──────── MATERIAL SHOWN ────────
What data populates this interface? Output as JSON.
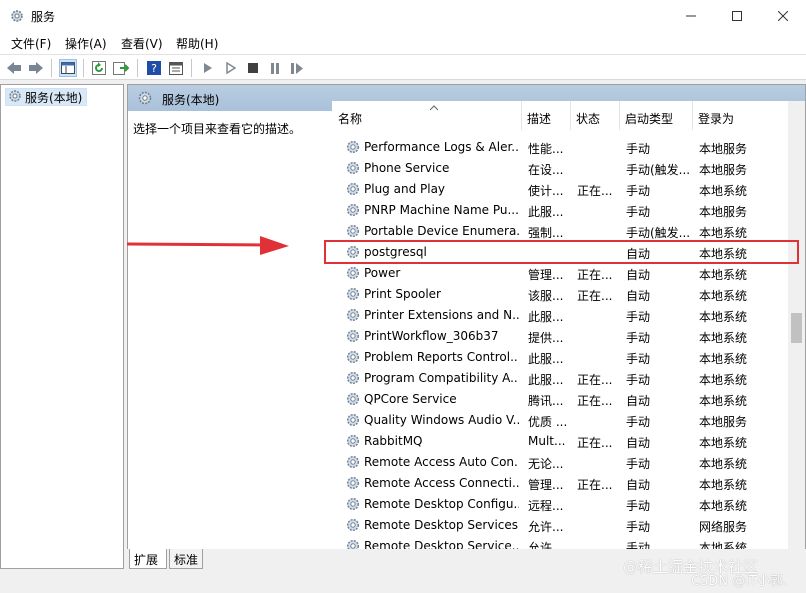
{
  "window": {
    "title": "服务"
  },
  "menu": [
    "文件(F)",
    "操作(A)",
    "查看(V)",
    "帮助(H)"
  ],
  "tree": {
    "item": "服务(本地)"
  },
  "panel": {
    "title": "服务(本地)",
    "description": "选择一个项目来查看它的描述。"
  },
  "columns": [
    "名称",
    "描述",
    "状态",
    "启动类型",
    "登录为"
  ],
  "services": [
    [
      "Performance Logs & Aler...",
      "性能...",
      "",
      "手动",
      "本地服务"
    ],
    [
      "Phone Service",
      "在设...",
      "",
      "手动(触发...",
      "本地服务"
    ],
    [
      "Plug and Play",
      "使计...",
      "正在...",
      "手动",
      "本地系统"
    ],
    [
      "PNRP Machine Name Pu...",
      "此服...",
      "",
      "手动",
      "本地服务"
    ],
    [
      "Portable Device Enumera...",
      "强制...",
      "",
      "手动(触发...",
      "本地系统"
    ],
    [
      "postgresql",
      "",
      "",
      "自动",
      "本地系统"
    ],
    [
      "Power",
      "管理...",
      "正在...",
      "自动",
      "本地系统"
    ],
    [
      "Print Spooler",
      "该服...",
      "正在...",
      "自动",
      "本地系统"
    ],
    [
      "Printer Extensions and N...",
      "此服...",
      "",
      "手动",
      "本地系统"
    ],
    [
      "PrintWorkflow_306b37",
      "提供...",
      "",
      "手动",
      "本地系统"
    ],
    [
      "Problem Reports Control...",
      "此服...",
      "",
      "手动",
      "本地系统"
    ],
    [
      "Program Compatibility A...",
      "此服...",
      "正在...",
      "手动",
      "本地系统"
    ],
    [
      "QPCore Service",
      "腾讯...",
      "正在...",
      "自动",
      "本地系统"
    ],
    [
      "Quality Windows Audio V...",
      "优质 ...",
      "",
      "手动",
      "本地服务"
    ],
    [
      "RabbitMQ",
      "Mult...",
      "正在...",
      "自动",
      "本地系统"
    ],
    [
      "Remote Access Auto Con...",
      "无论...",
      "",
      "手动",
      "本地系统"
    ],
    [
      "Remote Access Connecti...",
      "管理...",
      "正在...",
      "自动",
      "本地系统"
    ],
    [
      "Remote Desktop Configu...",
      "远程...",
      "",
      "手动",
      "本地系统"
    ],
    [
      "Remote Desktop Services",
      "允许...",
      "",
      "手动",
      "网络服务"
    ],
    [
      "Remote Desktop Service...",
      "允许...",
      "",
      "手动",
      "本地系统"
    ]
  ],
  "tabs": [
    "扩展",
    "标准"
  ],
  "watermark": {
    "line1": "@稀土掘金技术社区",
    "line2": "CSDN @IT小郭."
  },
  "colors": {
    "highlight": "#e03138",
    "header_band": "#b9cde1"
  }
}
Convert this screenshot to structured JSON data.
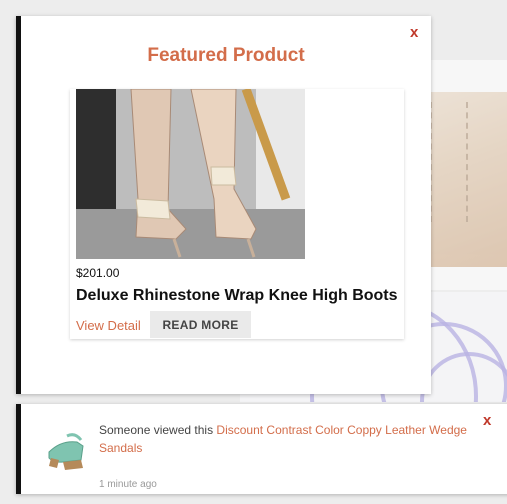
{
  "popup": {
    "title": "Featured Product",
    "close_label": "x",
    "product": {
      "price": "$201.00",
      "name": "Deluxe Rhinestone Wrap Knee High Boots",
      "view_detail_label": "View Detail",
      "read_more_label": "READ MORE",
      "image_icon": "boots-photo"
    }
  },
  "notification": {
    "prefix": "Someone viewed this ",
    "product_link": "Discount Contrast Color Coppy Leather Wedge Sandals",
    "time": "1 minute ago",
    "close_label": "x",
    "image_icon": "sandal-photo"
  },
  "colors": {
    "accent": "#d36d4a",
    "close": "#c0392b",
    "border": "#111111"
  }
}
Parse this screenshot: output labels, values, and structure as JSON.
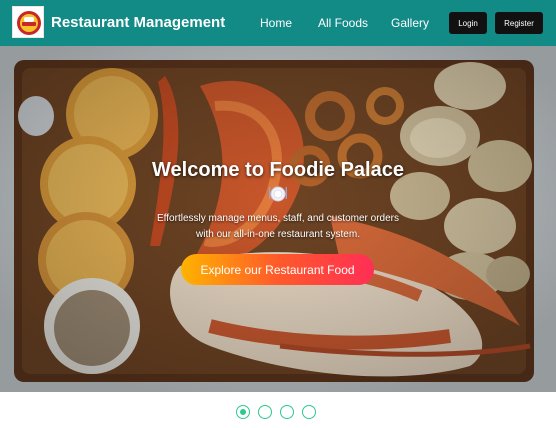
{
  "navbar": {
    "brand": "Restaurant Management",
    "links": [
      "Home",
      "All Foods",
      "Gallery"
    ],
    "login_label": "Login",
    "register_label": "Register",
    "color": "#128a86"
  },
  "hero": {
    "title": "Welcome to Foodie Palace",
    "description": "Effortlessly manage menus, staff, and customer orders with our all-in-one restaurant system.",
    "cta_label": "Explore our Restaurant Food",
    "icon": "plate-icon"
  },
  "carousel": {
    "slide_count": 4,
    "active_index": 0,
    "accent": "#2cc98e"
  }
}
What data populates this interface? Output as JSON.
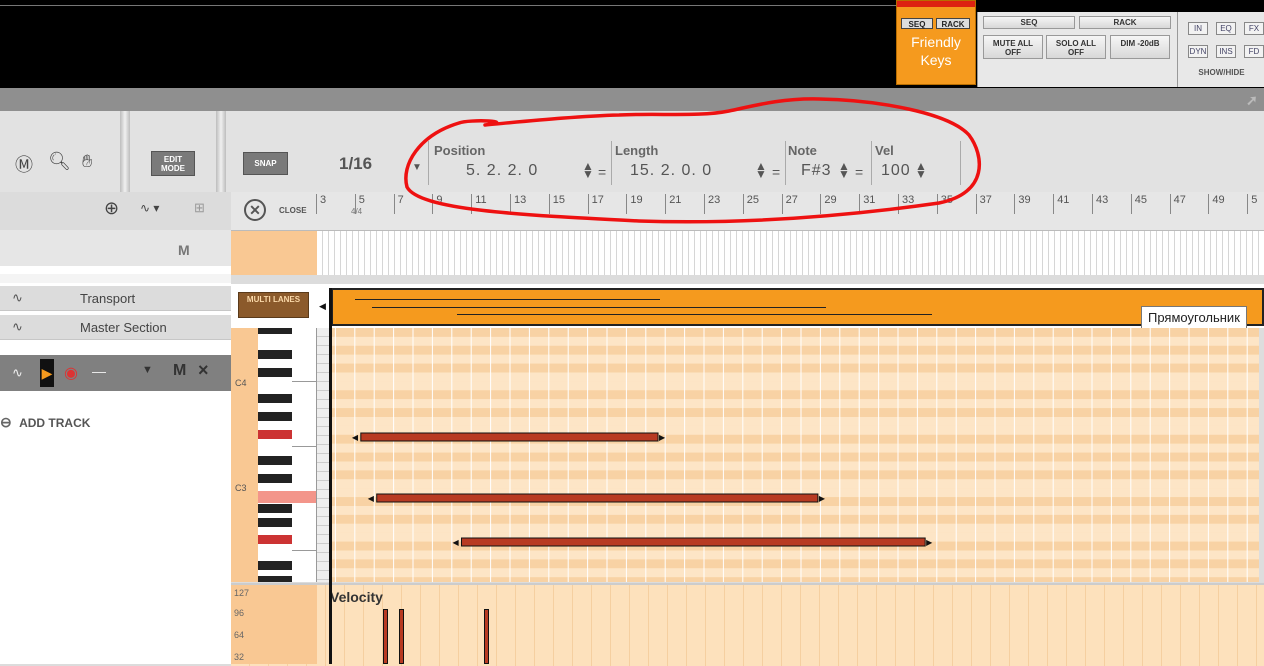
{
  "device": {
    "seq_label": "SEQ",
    "rack_label": "RACK",
    "name_line1": "Friendly",
    "name_line2": "Keys"
  },
  "mixer": {
    "seq": "SEQ",
    "rack": "RACK",
    "mute": "MUTE ALL OFF",
    "solo": "SOLO ALL OFF",
    "dim": "DIM -20dB"
  },
  "inserts": {
    "buttons": [
      "IN",
      "EQ",
      "FX",
      "DYN",
      "INS",
      "FD"
    ],
    "show_hide": "SHOW/HIDE"
  },
  "toolbar": {
    "edit_mode": "EDIT MODE",
    "snap": "SNAP",
    "snap_value": "1/16",
    "position_label": "Position",
    "position_value": "5.  2.  2.   0",
    "length_label": "Length",
    "length_value": "15.  2.  0.   0",
    "note_label": "Note",
    "note_value": "F#3",
    "vel_label": "Vel",
    "vel_value": "100",
    "eq_sign": "="
  },
  "tracks": {
    "master_m": "M",
    "items": [
      {
        "name": "Transport"
      },
      {
        "name": "Master Section"
      }
    ],
    "inst_m": "M",
    "inst_x": "×",
    "add_track": "ADD TRACK"
  },
  "ruler": {
    "close": "CLOSE",
    "time_sig": "4/4",
    "bars": [
      "3",
      "5",
      "7",
      "9",
      "11",
      "13",
      "15",
      "17",
      "19",
      "21",
      "23",
      "25",
      "27",
      "29",
      "31",
      "33",
      "35",
      "37",
      "39",
      "41",
      "43",
      "45",
      "47",
      "49",
      "5"
    ]
  },
  "lanes": {
    "multi_lanes": "MULTI LANES",
    "tooltip": "Прямоугольник"
  },
  "piano": {
    "c4": "C4",
    "c3": "C3"
  },
  "velocity": {
    "title": "Velocity",
    "ticks": [
      "127",
      "96",
      "64",
      "32"
    ]
  },
  "notes": [
    {
      "start_bar": 5.31,
      "end_bar": 20.63,
      "pitch": "F#3"
    },
    {
      "start_bar": 6.13,
      "end_bar": 28.87,
      "pitch": "D3"
    },
    {
      "start_bar": 10.5,
      "end_bar": 34.4,
      "pitch": "A#2"
    }
  ]
}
────────
SHORT EXERCISE | Filter the records, keeping only lines that contain "Remote", and show those lines.

ANSWER FOR THE TASK |
      "Remote Access Auto Con...",
      "Remote Access Connecti...",
      "Remote Desktop Configu...",
      "Remote Desktop Services",
      "Remote Desktop Service...",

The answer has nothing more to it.